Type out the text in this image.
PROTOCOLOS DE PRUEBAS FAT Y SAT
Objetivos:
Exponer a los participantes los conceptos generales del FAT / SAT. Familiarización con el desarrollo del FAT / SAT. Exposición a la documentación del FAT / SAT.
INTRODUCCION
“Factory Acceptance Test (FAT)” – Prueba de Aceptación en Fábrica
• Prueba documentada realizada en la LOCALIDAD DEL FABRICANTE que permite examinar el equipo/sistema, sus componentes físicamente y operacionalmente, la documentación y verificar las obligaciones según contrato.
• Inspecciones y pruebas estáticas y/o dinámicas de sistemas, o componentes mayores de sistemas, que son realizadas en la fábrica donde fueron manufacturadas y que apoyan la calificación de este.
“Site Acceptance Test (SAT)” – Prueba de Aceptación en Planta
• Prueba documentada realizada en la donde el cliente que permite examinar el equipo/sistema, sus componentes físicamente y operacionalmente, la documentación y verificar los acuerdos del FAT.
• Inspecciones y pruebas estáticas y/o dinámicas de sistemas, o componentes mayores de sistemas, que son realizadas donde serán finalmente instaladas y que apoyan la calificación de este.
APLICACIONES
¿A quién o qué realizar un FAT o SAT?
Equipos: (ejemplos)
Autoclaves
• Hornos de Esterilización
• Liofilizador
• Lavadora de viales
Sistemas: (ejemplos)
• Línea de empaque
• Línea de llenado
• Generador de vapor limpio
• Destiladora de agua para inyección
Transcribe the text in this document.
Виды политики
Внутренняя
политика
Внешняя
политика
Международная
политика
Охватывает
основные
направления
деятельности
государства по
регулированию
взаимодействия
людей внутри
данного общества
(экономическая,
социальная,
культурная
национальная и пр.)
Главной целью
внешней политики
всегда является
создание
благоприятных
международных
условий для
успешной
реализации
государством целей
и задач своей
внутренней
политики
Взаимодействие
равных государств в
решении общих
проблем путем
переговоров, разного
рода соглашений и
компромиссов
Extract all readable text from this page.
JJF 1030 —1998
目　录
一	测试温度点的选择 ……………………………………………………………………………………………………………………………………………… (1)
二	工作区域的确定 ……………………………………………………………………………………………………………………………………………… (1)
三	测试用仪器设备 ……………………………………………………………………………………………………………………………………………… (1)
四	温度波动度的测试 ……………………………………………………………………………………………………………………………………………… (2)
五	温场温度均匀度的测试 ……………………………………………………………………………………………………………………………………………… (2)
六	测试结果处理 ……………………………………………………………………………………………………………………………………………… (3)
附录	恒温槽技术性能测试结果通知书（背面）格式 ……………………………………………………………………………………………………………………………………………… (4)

○ ○ ○ ○

AIM OF THE TASK:
Report all lines of the data above that include the string "estáticas".

REPLY:
• Inspecciones y pruebas estáticas y/o dinámicas de sistemas, o componentes mayores de sistemas, que son realizadas en la fábrica donde fueron manufacturadas y que apoyan la calificación de este.
• Inspecciones y pruebas estáticas y/o dinámicas de sistemas, o componentes mayores de sistemas, que son realizadas donde serán finalmente instaladas y que apoyan la calificación de este.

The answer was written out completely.